╭─ Provided material
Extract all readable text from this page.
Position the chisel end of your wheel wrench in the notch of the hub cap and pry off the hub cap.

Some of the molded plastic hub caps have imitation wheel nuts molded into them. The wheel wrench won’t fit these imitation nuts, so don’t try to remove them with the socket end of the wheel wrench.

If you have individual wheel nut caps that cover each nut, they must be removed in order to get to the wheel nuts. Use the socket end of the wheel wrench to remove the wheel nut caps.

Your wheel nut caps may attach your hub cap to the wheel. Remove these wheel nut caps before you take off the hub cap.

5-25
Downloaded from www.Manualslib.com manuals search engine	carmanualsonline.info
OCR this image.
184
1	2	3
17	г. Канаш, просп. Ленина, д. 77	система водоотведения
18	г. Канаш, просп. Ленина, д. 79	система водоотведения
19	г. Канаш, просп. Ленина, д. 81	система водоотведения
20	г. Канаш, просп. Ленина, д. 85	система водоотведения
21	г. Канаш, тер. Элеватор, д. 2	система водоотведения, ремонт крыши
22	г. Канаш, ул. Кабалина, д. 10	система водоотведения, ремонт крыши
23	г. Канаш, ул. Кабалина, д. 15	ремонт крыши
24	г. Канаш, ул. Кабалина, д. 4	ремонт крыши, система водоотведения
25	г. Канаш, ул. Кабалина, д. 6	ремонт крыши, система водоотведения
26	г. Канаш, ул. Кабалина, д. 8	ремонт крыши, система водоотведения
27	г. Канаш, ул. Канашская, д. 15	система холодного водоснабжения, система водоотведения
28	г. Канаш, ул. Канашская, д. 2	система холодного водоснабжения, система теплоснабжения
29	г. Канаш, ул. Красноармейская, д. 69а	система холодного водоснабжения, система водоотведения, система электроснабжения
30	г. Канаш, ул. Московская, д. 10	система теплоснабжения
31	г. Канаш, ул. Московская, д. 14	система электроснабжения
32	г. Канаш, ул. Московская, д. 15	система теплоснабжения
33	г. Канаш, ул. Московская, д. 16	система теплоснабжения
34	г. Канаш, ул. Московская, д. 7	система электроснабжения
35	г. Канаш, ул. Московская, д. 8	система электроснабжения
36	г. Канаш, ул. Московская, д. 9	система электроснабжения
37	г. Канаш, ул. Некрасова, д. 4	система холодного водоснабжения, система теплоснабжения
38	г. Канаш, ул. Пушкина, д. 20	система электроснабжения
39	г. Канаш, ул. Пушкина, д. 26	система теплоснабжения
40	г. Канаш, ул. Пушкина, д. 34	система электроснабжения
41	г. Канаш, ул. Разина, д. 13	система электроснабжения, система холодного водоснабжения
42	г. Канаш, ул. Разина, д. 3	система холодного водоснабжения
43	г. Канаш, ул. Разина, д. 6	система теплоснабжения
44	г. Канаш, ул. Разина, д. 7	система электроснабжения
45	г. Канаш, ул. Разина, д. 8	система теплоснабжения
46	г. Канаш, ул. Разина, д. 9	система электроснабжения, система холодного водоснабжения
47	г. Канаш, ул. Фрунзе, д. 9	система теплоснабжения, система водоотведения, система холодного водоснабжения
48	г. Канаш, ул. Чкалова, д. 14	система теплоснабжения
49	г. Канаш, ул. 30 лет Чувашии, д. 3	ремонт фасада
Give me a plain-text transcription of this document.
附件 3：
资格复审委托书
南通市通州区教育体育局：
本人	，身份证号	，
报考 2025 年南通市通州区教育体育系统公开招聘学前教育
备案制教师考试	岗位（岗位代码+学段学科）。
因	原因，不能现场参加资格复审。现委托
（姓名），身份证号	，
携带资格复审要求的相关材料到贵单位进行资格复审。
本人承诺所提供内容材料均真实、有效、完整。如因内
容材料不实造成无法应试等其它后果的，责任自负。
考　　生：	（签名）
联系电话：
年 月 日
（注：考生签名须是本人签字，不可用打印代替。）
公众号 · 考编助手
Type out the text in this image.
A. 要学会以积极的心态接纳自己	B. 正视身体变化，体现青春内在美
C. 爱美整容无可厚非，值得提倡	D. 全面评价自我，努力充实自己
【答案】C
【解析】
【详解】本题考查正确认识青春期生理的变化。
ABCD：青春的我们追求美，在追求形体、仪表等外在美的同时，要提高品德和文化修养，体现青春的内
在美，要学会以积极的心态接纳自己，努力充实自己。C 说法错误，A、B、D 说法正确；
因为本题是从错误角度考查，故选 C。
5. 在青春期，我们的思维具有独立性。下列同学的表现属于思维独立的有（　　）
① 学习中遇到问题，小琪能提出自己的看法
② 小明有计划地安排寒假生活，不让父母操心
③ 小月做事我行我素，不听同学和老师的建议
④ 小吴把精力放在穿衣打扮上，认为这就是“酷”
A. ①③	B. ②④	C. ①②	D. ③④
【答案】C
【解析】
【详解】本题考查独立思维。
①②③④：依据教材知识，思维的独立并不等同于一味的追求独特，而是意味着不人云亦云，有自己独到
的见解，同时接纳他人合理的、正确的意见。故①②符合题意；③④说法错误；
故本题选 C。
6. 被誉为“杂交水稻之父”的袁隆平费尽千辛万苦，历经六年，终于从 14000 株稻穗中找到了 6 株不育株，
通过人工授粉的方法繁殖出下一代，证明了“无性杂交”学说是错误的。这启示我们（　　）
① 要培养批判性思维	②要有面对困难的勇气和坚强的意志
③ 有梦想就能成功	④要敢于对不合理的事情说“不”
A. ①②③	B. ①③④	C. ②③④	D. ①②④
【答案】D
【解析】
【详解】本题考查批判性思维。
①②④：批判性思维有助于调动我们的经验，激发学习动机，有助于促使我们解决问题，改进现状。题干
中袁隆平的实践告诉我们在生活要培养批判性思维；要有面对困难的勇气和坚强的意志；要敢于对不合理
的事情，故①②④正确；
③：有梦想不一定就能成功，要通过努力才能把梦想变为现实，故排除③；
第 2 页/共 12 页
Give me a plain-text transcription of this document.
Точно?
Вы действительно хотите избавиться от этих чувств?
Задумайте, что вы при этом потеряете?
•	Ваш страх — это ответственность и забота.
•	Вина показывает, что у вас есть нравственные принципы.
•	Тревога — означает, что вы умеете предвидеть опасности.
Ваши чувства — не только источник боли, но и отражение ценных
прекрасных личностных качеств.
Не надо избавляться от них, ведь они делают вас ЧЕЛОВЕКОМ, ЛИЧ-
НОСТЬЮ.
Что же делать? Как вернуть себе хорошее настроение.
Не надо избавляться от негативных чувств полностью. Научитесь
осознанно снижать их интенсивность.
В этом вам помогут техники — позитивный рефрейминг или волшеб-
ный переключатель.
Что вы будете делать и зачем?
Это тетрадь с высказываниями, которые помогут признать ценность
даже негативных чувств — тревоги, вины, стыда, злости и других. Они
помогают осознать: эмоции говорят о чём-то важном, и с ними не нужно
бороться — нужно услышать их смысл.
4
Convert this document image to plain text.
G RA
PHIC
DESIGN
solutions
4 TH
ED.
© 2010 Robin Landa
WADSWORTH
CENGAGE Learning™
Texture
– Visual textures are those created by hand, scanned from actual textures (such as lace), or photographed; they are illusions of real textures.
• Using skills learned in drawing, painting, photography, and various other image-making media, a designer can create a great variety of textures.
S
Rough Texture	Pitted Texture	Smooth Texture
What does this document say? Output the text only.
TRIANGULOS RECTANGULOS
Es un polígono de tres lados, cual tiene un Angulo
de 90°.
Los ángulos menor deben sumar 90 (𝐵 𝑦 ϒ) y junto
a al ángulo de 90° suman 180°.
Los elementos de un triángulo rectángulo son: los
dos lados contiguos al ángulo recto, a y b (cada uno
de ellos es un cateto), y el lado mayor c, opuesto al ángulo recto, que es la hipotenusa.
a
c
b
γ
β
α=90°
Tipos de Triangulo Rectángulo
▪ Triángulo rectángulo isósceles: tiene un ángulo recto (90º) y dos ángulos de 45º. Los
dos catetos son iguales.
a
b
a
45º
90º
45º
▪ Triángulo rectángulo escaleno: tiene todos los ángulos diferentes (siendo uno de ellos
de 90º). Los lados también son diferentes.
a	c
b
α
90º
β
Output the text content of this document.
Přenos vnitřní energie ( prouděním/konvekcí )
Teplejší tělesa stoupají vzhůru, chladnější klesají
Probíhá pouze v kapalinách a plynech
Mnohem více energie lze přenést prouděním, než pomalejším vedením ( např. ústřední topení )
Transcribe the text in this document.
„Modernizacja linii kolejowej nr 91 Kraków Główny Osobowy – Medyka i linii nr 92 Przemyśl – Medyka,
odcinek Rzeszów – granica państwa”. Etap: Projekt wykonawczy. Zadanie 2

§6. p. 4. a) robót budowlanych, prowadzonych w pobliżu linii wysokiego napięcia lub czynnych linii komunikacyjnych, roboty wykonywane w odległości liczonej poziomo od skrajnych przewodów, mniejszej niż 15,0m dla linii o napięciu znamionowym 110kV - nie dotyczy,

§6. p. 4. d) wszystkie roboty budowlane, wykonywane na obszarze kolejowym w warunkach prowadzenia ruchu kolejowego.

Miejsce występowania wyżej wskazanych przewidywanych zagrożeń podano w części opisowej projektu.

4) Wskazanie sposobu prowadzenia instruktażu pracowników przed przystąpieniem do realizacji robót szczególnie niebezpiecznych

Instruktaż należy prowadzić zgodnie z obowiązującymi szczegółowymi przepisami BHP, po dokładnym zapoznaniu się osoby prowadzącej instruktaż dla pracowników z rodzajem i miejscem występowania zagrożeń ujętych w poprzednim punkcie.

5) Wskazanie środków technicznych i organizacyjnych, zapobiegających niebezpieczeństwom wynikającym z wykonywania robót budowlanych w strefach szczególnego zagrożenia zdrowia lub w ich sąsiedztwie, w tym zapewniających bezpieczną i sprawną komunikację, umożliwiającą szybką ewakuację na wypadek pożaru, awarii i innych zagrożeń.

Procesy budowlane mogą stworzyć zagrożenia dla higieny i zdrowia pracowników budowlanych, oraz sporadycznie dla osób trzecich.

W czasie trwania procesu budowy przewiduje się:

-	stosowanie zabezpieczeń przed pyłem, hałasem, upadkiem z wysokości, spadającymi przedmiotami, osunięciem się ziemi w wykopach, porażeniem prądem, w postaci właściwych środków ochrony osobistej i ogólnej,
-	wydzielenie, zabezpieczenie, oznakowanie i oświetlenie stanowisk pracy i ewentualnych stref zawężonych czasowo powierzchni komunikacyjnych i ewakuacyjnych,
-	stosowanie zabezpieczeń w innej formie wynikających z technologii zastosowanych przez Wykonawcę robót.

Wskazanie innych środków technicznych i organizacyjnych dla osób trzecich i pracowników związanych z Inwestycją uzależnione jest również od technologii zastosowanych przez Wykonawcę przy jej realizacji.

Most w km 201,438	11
╰─
● Instruction
Every line in the data that holds "холодного" should be copied out.

● Written response
27	г. Канаш, ул. Канашская, д. 15	система холодного водоснабжения, система водоотведения
28	г. Канаш, ул. Канашская, д. 2	система холодного водоснабжения, система теплоснабжения
29	г. Канаш, ул. Красноармейская, д. 69а	система холодного водоснабжения, система водоотведения, система электроснабжения
37	г. Канаш, ул. Некрасова, д. 4	система холодного водоснабжения, система теплоснабжения
41	г. Канаш, ул. Разина, д. 13	система электроснабжения, система холодного водоснабжения
42	г. Канаш, ул. Разина, д. 3	система холодного водоснабжения
46	г. Канаш, ул. Разина, д. 9	система электроснабжения, система холодного водоснабжения
47	г. Канаш, ул. Фрунзе, д. 9	система теплоснабжения, система водоотведения, система холодного водоснабжения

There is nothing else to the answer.